* **GOAL**
Restate the whole listing word for word. Pictures are left out.

* **RECORD LIST**
start
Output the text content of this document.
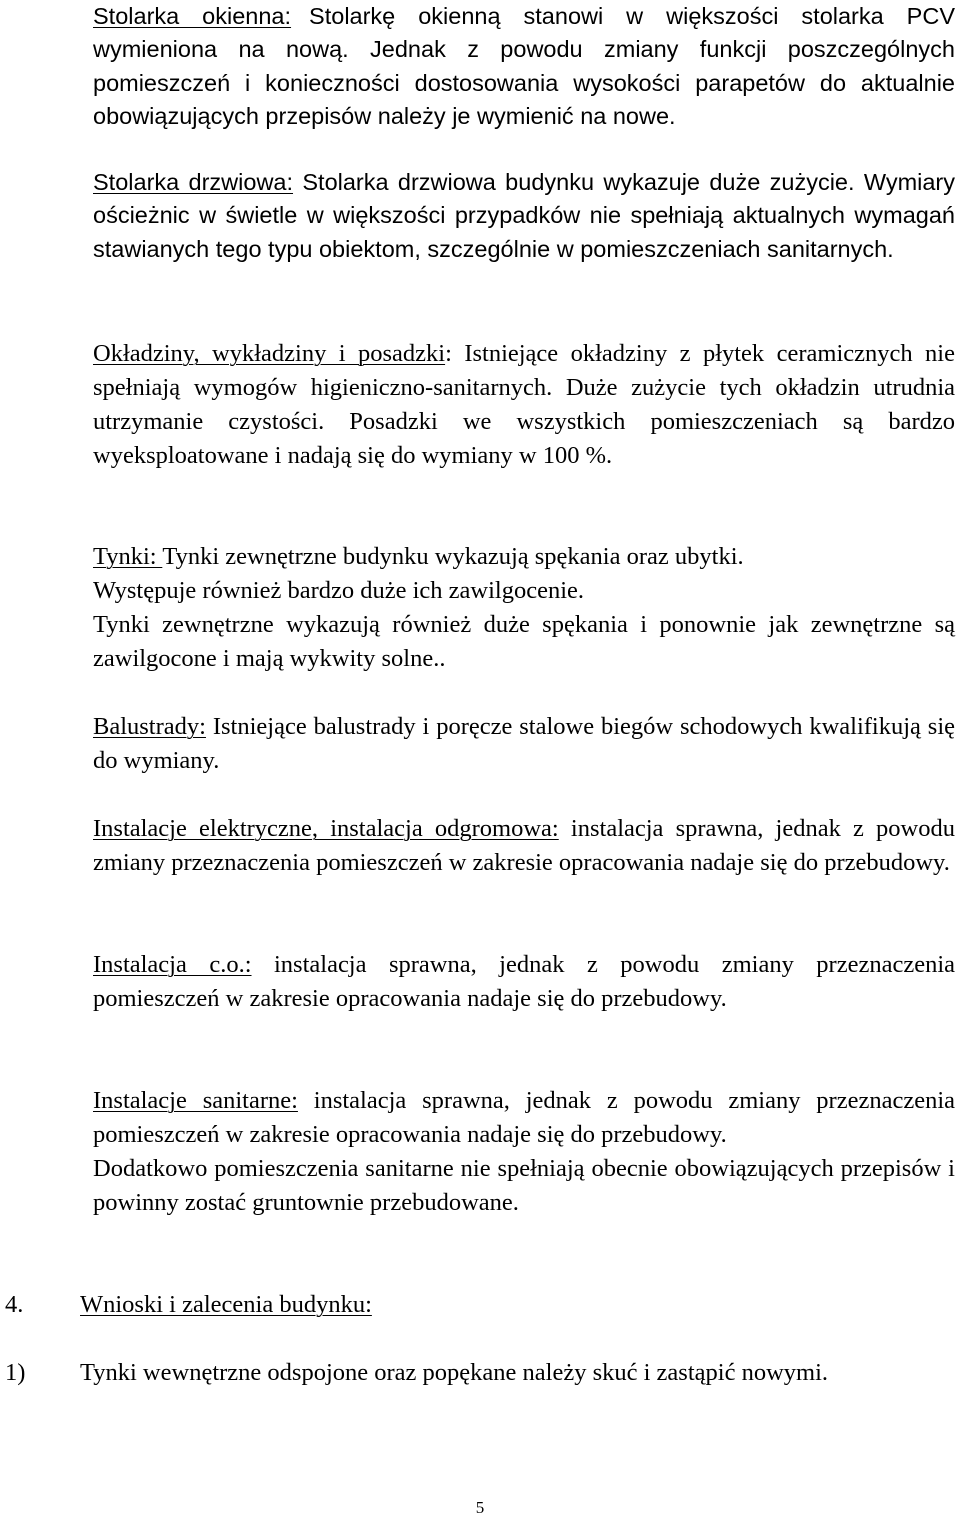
Stolarka okienna: Stolarkę okienną stanowi w większości stolarka PCV wymieniona na nową. Jednak z powodu zmiany funkcji poszczególnych pomieszczeń i konieczności dostosowania wysokości parapetów do aktualnie obowiązujących przepisów należy je wymienić na nowe.
Stolarka drzwiowa: Stolarka drzwiowa budynku wykazuje duże zużycie. Wymiary ościeżnic w świetle w większości przypadków nie spełniają aktualnych wymagań stawianych tego typu obiektom, szczególnie w pomieszczeniach sanitarnych.
Okładziny, wykładziny i posadzki: Istniejące okładziny z płytek ceramicznych nie spełniają wymogów higieniczno-sanitarnych. Duże zużycie tych okładzin utrudnia utrzymanie czystości. Posadzki we wszystkich pomieszczeniach są bardzo wyeksploatowane i nadają się do wymiany w 100 %.
Tynki: Tynki zewnętrzne budynku wykazują spękania oraz ubytki.
Występuje również bardzo duże ich zawilgocenie.
Tynki zewnętrzne wykazują również duże spękania i ponownie jak zewnętrzne są zawilgocone i mają wykwity solne..
Balustrady: Istniejące balustrady i poręcze stalowe biegów schodowych kwalifikują się do wymiany.
Instalacje elektryczne, instalacja odgromowa: instalacja sprawna, jednak z powodu zmiany przeznaczenia pomieszczeń w zakresie opracowania nadaje się do przebudowy.
Instalacja c.o.: instalacja sprawna, jednak z powodu zmiany przeznaczenia pomieszczeń w zakresie opracowania nadaje się do przebudowy.
Instalacje sanitarne: instalacja sprawna, jednak z powodu zmiany przeznaczenia pomieszczeń w zakresie opracowania nadaje się do przebudowy.
Dodatkowo pomieszczenia sanitarne nie spełniają obecnie obowiązujących przepisów i powinny zostać gruntownie przebudowane.
4. Wnioski i zalecenia budynku:
1) Tynki wewnętrzne odspojone oraz popękane należy skuć i zastąpić nowymi.
5
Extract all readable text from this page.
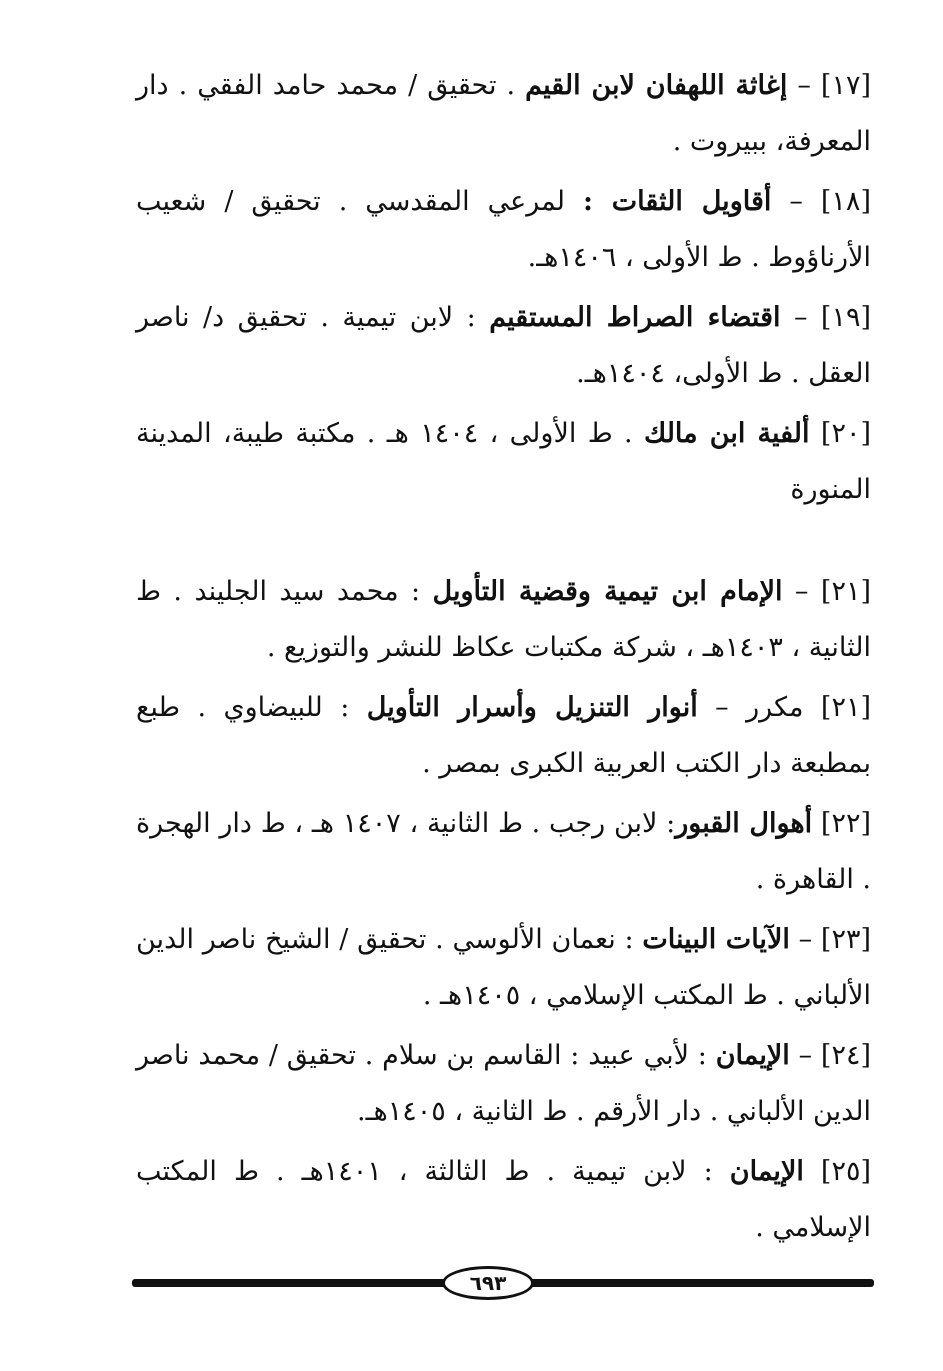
[١٧] – إغاثة اللهفان لابن القيم . تحقيق / محمد حامد الفقي . دار المعرفة، ببيروت .

[١٨] – أقاويل الثقات : لمرعي المقدسي . تحقيق / شعيب الأرناؤوط . ط الأولى ، ١٤٠٦هـ.

[١٩] – اقتضاء الصراط المستقيم : لابن تيمية . تحقيق د/ ناصر العقل . ط الأولى، ١٤٠٤هـ.

[٢٠] ألفية ابن مالك . ط الأولى ، ١٤٠٤ هـ . مكتبة طيبة، المدينة المنورة

[٢١] – الإمام ابن تيمية وقضية التأويل : محمد سيد الجليند . ط الثانية ، ١٤٠٣هـ ، شركة مكتبات عكاظ للنشر والتوزيع .

[٢١] مكرر – أنوار التنزيل وأسرار التأويل : للبيضاوي . طبع بمطبعة دار الكتب العربية الكبرى بمصر .

[٢٢] أهوال القبور: لابن رجب . ط الثانية ، ١٤٠٧ هـ ، ط دار الهجرة . القاهرة .

[٢٣] – الآيات البينات : نعمان الألوسي . تحقيق / الشيخ ناصر الدين الألباني . ط المكتب الإسلامي ، ١٤٠٥هـ .

[٢٤] – الإيمان : لأبي عبيد : القاسم بن سلام . تحقيق / محمد ناصر الدين الألباني . دار الأرقم . ط الثانية ، ١٤٠٥هـ.

[٢٥] الإيمان : لابن تيمية . ط الثالثة ، ١٤٠١هـ . ط المكتب الإسلامي .

٦٩٣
end
* **SOLUTION TO THIS EXERCISE**
Output the text content of this document.
Stolarka okienna: Stolarkę okienną stanowi w większości stolarka PCV wymieniona na nową. Jednak z powodu zmiany funkcji poszczególnych pomieszczeń i konieczności dostosowania wysokości parapetów do aktualnie obowiązujących przepisów należy je wymienić na nowe.
Stolarka drzwiowa: Stolarka drzwiowa budynku wykazuje duże zużycie. Wymiary ościeżnic w świetle w większości przypadków nie spełniają aktualnych wymagań stawianych tego typu obiektom, szczególnie w pomieszczeniach sanitarnych.
Okładziny, wykładziny i posadzki: Istniejące okładziny z płytek ceramicznych nie spełniają wymogów higieniczno-sanitarnych. Duże zużycie tych okładzin utrudnia utrzymanie czystości. Posadzki we wszystkich pomieszczeniach są bardzo wyeksploatowane i nadają się do wymiany w 100 %.
Tynki: Tynki zewnętrzne budynku wykazują spękania oraz ubytki.
Występuje również bardzo duże ich zawilgocenie.
Tynki zewnętrzne wykazują również duże spękania i ponownie jak zewnętrzne są zawilgocone i mają wykwity solne..
Balustrady: Istniejące balustrady i poręcze stalowe biegów schodowych kwalifikują się do wymiany.
Instalacje elektryczne, instalacja odgromowa: instalacja sprawna, jednak z powodu zmiany przeznaczenia pomieszczeń w zakresie opracowania nadaje się do przebudowy.
Instalacja c.o.: instalacja sprawna, jednak z powodu zmiany przeznaczenia pomieszczeń w zakresie opracowania nadaje się do przebudowy.
Instalacje sanitarne: instalacja sprawna, jednak z powodu zmiany przeznaczenia pomieszczeń w zakresie opracowania nadaje się do przebudowy.
Dodatkowo pomieszczenia sanitarne nie spełniają obecnie obowiązujących przepisów i powinny zostać gruntownie przebudowane.
4. Wnioski i zalecenia budynku:
1) Tynki wewnętrzne odspojone oraz popękane należy skuć i zastąpić nowymi.
5
Extract all readable text from this page.
[١٧] – إغاثة اللهفان لابن القيم . تحقيق / محمد حامد الفقي . دار المعرفة، ببيروت .

[١٨] – أقاويل الثقات : لمرعي المقدسي . تحقيق / شعيب الأرناؤوط . ط الأولى ، ١٤٠٦هـ.

[١٩] – اقتضاء الصراط المستقيم : لابن تيمية . تحقيق د/ ناصر العقل . ط الأولى، ١٤٠٤هـ.

[٢٠] ألفية ابن مالك . ط الأولى ، ١٤٠٤ هـ . مكتبة طيبة، المدينة المنورة

[٢١] – الإمام ابن تيمية وقضية التأويل : محمد سيد الجليند . ط الثانية ، ١٤٠٣هـ ، شركة مكتبات عكاظ للنشر والتوزيع .

[٢١] مكرر – أنوار التنزيل وأسرار التأويل : للبيضاوي . طبع بمطبعة دار الكتب العربية الكبرى بمصر .

[٢٢] أهوال القبور: لابن رجب . ط الثانية ، ١٤٠٧ هـ ، ط دار الهجرة . القاهرة .

[٢٣] – الآيات البينات : نعمان الألوسي . تحقيق / الشيخ ناصر الدين الألباني . ط المكتب الإسلامي ، ١٤٠٥هـ .

[٢٤] – الإيمان : لأبي عبيد : القاسم بن سلام . تحقيق / محمد ناصر الدين الألباني . دار الأرقم . ط الثانية ، ١٤٠٥هـ.

[٢٥] الإيمان : لابن تيمية . ط الثالثة ، ١٤٠١هـ . ط المكتب الإسلامي .

٦٩٣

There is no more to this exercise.